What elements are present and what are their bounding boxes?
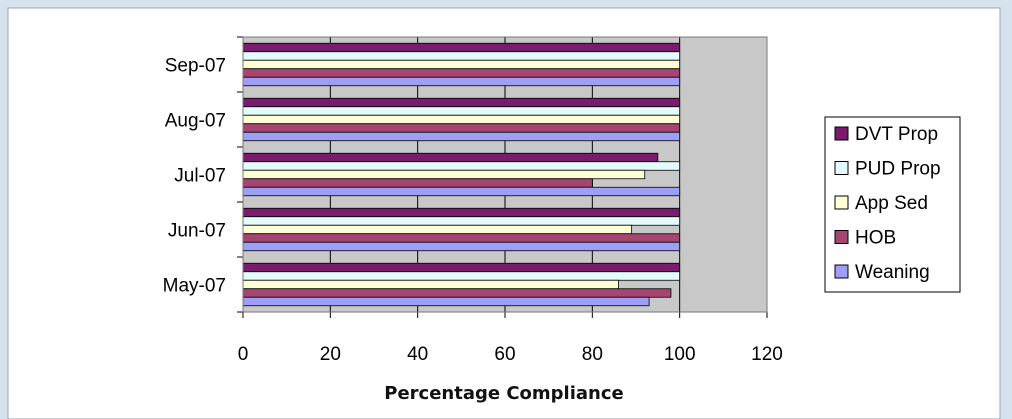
bar [242, 68, 681, 78]
bar [242, 216, 681, 226]
legend-swatch [834, 161, 849, 175]
bar [242, 76, 681, 87]
bar [242, 97, 681, 108]
bar [242, 186, 681, 197]
y-tick-label: Sep-07 [165, 56, 226, 77]
bar [242, 51, 681, 61]
x-tick-label: 120 [751, 344, 783, 365]
legend-swatch [834, 264, 849, 279]
bar [242, 224, 633, 235]
bar [242, 161, 681, 171]
x-tick-label: 100 [664, 344, 696, 365]
outer-frame-left [0, 0, 8, 419]
legend: DVT Prop PUD Prop App Sed HOB Weaning [824, 116, 961, 293]
outer-frame-right [1000, 0, 1012, 419]
bar [242, 296, 650, 307]
x-tick-label: 20 [320, 344, 341, 365]
bar [242, 106, 681, 116]
bar [242, 178, 593, 188]
y-tick-label: May-07 [163, 276, 226, 297]
x-tick-label: 60 [494, 344, 515, 365]
bar [242, 131, 681, 142]
x-tick-label: 40 [407, 344, 428, 365]
bar [242, 59, 681, 70]
legend-swatch [834, 126, 849, 141]
legend-swatch [834, 195, 849, 210]
legend-label: App Sed [855, 193, 928, 214]
legend-swatch [834, 230, 849, 244]
legend-label: PUD Prop [855, 159, 941, 180]
bar [242, 152, 659, 163]
plot-border [242, 36, 768, 313]
bar [242, 42, 681, 53]
y-tick-label: Jun-07 [168, 221, 226, 242]
bars [242, 42, 681, 307]
legend-label: Weaning [855, 262, 930, 283]
bar [242, 279, 619, 290]
axes [237, 36, 768, 313]
bar [242, 114, 681, 125]
bar [242, 271, 681, 281]
y-tick-label: Aug-07 [165, 111, 226, 132]
x-tick-label: 80 [582, 344, 603, 365]
bar [242, 207, 681, 218]
bar [242, 233, 681, 243]
y-tick-label: Jul-07 [174, 166, 226, 187]
legend-label: HOB [855, 228, 896, 249]
legend-label: DVT Prop [855, 124, 938, 145]
bar [242, 288, 672, 298]
bar [242, 123, 681, 133]
x-tick-label: 0 [238, 344, 249, 365]
bar [242, 241, 681, 252]
x-axis-title: Percentage Compliance [384, 383, 623, 404]
bar [242, 169, 646, 180]
bar [242, 262, 681, 273]
tick-labels: 0 20 40 60 80 100 120 May-07 Jun-07 Jul-07 Aug-07 S… [163, 56, 783, 366]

WHAT YOU NEED TO DO: Could you render the listing above as a numbered list, skipping any blank lines and leaving the pictures out?

EXERCISE RESULT:
1. What elements are present and what are their bounding boxes?
2. bar [242, 68, 681, 78]
3. bar [242, 216, 681, 226]
4. legend-swatch [834, 161, 849, 175]
5. bar [242, 76, 681, 87]
6. bar [242, 97, 681, 108]
7. bar [242, 186, 681, 197]
8. y-tick-label: Sep-07 [165, 56, 226, 77]
9. bar [242, 51, 681, 61]
10. x-tick-label: 120 [751, 344, 783, 365]
11. legend-swatch [834, 264, 849, 279]
12. bar [242, 224, 633, 235]
13. bar [242, 161, 681, 171]
14. x-tick-label: 100 [664, 344, 696, 365]
15. outer-frame-left [0, 0, 8, 419]
16. legend: DVT Prop PUD Prop App Sed HOB Weaning [824, 116, 961, 293]
17. outer-frame-right [1000, 0, 1012, 419]
18. bar [242, 296, 650, 307]
19. x-tick-label: 20 [320, 344, 341, 365]
20. bar [242, 106, 681, 116]
21. bar [242, 178, 593, 188]
22. y-tick-label: May-07 [163, 276, 226, 297]
23. x-tick-label: 60 [494, 344, 515, 365]
24. bar [242, 131, 681, 142]
25. x-tick-label: 40 [407, 344, 428, 365]
26. bar [242, 59, 681, 70]
27. legend-swatch [834, 126, 849, 141]
28. legend-swatch [834, 195, 849, 210]
29. legend-label: App Sed [855, 193, 928, 214]
30. legend-swatch [834, 230, 849, 244]
31. legend-label: PUD Prop [855, 159, 941, 180]
32. bar [242, 152, 659, 163]
33. plot-border [242, 36, 768, 313]
34. bar [242, 42, 681, 53]
35. y-tick-label: Jun-07 [168, 221, 226, 242]
36. bars [242, 42, 681, 307]
37. legend-label: Weaning [855, 262, 930, 283]
38. bar [242, 279, 619, 290]
39. axes [237, 36, 768, 313]
40. bar [242, 114, 681, 125]
41. bar [242, 271, 681, 281]
42. y-tick-label: Aug-07 [165, 111, 226, 132]
43. x-tick-label: 80 [582, 344, 603, 365]
44. bar [242, 207, 681, 218]
45. bar [242, 233, 681, 243]
46. y-tick-label: Jul-07 [174, 166, 226, 187]
47. legend-label: HOB [855, 228, 896, 249]
48. legend-label: DVT Prop [855, 124, 938, 145]
49. bar [242, 288, 672, 298]
50. bar [242, 123, 681, 133]
51. x-tick-label: 0 [238, 344, 249, 365]
52. bar [242, 241, 681, 252]
53. x-axis-title: Percentage Compliance [384, 383, 623, 404]
54. bar [242, 169, 646, 180]
55. bar [242, 262, 681, 273]
56. tick-labels: 0 20 40 60 80 100 120 May-07 Jun-07 Jul-07 Aug-07 S… [163, 56, 783, 366]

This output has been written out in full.